• **What the task requires**
Check each line of the material. Copy those containing "содержания".

• **Raw data**
■ ■ ■ ■ ■ ■ ■

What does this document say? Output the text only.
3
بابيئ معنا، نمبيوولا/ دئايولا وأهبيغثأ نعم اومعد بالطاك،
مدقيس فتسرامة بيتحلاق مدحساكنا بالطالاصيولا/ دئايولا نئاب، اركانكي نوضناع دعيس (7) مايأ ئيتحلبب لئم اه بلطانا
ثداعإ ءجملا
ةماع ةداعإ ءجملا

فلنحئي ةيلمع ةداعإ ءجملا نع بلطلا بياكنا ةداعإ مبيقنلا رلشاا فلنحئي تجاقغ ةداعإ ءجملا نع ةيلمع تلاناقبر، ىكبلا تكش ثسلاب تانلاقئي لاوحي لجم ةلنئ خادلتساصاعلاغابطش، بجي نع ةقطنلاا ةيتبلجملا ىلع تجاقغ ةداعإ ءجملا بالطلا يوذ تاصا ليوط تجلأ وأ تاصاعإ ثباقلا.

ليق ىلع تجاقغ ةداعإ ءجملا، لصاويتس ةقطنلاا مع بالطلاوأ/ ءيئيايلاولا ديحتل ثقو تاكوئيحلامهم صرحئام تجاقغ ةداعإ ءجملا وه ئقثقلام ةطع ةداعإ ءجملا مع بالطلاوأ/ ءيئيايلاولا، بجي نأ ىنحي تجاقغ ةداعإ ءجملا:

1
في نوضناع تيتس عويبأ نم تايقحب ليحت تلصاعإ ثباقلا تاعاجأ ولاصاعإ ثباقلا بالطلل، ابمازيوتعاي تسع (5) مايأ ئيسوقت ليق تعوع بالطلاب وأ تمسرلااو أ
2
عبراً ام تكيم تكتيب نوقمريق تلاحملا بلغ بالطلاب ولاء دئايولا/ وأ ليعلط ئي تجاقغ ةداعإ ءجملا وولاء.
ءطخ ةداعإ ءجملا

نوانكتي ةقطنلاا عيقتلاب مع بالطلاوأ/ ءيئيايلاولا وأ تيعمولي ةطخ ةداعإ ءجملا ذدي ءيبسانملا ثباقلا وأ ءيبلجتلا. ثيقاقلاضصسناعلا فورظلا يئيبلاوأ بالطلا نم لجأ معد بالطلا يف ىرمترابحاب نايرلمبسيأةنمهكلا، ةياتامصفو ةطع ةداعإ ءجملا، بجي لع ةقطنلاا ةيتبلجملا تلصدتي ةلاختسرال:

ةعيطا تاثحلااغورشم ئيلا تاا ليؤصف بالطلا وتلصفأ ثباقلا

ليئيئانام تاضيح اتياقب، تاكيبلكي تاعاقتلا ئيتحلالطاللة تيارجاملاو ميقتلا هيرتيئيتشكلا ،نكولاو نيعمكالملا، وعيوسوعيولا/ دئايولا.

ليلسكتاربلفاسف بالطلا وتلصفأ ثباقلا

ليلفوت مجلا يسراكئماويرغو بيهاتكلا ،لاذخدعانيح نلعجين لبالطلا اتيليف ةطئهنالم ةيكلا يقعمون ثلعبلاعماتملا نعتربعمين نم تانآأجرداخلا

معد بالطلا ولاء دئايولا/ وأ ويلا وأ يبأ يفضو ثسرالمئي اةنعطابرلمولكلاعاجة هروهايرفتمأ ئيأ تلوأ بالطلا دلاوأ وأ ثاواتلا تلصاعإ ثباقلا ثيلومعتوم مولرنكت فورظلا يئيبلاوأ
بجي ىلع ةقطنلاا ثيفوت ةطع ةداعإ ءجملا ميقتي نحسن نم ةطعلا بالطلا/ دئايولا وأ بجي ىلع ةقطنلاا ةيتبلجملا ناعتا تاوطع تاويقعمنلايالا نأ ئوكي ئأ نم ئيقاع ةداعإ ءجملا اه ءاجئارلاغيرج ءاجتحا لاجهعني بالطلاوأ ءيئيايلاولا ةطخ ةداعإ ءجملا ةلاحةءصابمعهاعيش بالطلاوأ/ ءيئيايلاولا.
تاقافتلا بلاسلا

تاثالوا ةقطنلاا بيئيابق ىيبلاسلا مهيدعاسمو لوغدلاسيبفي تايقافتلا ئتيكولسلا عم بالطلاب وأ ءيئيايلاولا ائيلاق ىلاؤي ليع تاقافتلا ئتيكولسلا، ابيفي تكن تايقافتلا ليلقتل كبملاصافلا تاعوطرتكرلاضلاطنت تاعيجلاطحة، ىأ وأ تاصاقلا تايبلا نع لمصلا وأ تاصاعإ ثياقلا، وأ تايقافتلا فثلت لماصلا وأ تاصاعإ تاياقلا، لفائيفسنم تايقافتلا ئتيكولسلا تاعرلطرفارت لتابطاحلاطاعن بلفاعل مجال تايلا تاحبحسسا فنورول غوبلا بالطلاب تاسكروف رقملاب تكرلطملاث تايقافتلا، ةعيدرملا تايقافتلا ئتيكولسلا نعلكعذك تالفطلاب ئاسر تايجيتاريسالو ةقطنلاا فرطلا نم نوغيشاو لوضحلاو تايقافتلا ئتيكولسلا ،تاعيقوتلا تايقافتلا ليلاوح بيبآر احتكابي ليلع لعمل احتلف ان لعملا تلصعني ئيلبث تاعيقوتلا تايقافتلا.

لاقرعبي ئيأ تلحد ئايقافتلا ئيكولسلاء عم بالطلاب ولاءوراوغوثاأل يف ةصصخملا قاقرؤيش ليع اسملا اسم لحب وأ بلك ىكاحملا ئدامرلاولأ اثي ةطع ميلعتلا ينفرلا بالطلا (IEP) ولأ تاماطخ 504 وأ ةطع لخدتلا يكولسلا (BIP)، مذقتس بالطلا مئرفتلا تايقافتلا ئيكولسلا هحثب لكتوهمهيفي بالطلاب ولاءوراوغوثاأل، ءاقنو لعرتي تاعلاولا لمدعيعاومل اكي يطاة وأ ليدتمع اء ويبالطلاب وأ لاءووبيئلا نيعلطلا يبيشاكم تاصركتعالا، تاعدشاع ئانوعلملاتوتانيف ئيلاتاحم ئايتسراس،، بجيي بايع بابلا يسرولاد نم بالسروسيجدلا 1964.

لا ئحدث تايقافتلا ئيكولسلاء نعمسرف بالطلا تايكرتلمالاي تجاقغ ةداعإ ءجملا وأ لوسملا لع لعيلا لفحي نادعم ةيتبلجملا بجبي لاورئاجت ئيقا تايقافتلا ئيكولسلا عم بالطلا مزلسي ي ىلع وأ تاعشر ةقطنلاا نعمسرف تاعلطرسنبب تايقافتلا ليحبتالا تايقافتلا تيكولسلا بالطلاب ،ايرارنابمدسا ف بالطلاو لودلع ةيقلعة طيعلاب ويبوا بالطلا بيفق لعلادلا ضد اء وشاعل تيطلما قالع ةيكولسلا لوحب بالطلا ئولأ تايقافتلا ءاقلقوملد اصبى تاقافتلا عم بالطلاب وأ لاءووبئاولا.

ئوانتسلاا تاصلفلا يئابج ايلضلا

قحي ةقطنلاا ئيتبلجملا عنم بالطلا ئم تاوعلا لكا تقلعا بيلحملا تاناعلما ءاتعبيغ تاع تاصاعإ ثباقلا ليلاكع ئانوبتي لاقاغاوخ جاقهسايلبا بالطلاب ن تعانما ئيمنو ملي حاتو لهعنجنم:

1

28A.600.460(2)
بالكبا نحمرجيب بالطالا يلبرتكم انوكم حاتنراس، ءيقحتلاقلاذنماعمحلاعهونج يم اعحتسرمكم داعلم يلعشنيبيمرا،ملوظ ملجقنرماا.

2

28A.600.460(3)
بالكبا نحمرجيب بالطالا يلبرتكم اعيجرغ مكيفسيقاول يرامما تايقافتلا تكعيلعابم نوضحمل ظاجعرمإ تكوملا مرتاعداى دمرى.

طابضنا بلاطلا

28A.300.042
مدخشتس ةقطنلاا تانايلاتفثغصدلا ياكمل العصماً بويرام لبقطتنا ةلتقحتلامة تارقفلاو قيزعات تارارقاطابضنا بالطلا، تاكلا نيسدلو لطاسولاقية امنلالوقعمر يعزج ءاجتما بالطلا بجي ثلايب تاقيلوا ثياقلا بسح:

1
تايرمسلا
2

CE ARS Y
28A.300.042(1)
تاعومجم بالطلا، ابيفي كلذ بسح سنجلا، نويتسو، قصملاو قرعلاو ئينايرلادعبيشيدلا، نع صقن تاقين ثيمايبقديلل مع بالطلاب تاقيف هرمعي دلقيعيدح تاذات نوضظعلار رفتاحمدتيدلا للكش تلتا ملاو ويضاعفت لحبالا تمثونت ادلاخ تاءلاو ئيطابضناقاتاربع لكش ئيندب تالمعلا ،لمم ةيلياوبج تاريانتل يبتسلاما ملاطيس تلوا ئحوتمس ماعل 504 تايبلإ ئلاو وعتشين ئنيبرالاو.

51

■ ■ ■ ■ ■ ■ ■

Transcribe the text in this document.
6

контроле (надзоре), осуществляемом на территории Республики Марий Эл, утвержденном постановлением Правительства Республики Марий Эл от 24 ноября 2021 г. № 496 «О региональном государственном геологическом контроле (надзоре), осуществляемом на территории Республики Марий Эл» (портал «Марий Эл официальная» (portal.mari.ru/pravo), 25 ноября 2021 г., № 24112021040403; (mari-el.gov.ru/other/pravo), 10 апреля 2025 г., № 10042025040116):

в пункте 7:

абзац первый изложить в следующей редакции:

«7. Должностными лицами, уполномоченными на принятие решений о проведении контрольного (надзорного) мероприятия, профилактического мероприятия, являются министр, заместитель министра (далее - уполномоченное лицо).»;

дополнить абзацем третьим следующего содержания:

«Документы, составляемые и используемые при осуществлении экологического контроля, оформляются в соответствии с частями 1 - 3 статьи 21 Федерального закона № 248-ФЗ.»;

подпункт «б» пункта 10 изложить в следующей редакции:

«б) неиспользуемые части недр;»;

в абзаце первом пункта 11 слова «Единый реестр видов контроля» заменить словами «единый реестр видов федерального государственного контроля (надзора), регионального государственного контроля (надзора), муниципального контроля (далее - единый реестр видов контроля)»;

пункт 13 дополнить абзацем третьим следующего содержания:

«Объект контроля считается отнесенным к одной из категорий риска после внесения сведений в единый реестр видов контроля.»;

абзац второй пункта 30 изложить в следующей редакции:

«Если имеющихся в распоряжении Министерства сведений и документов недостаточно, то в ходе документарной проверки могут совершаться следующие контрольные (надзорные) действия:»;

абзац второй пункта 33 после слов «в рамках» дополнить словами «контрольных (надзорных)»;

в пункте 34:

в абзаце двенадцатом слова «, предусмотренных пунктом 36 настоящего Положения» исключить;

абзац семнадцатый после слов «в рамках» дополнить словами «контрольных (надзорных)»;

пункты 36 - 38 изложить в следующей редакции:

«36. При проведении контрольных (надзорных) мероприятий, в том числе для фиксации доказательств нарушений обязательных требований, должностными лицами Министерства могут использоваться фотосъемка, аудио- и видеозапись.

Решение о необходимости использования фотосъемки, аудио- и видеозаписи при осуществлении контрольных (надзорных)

■ ■ ■ ■ ■ ■ ■

• **Result of this task**
дополнить абзацем третьим следующего содержания:
пункт 13 дополнить абзацем третьим следующего содержания:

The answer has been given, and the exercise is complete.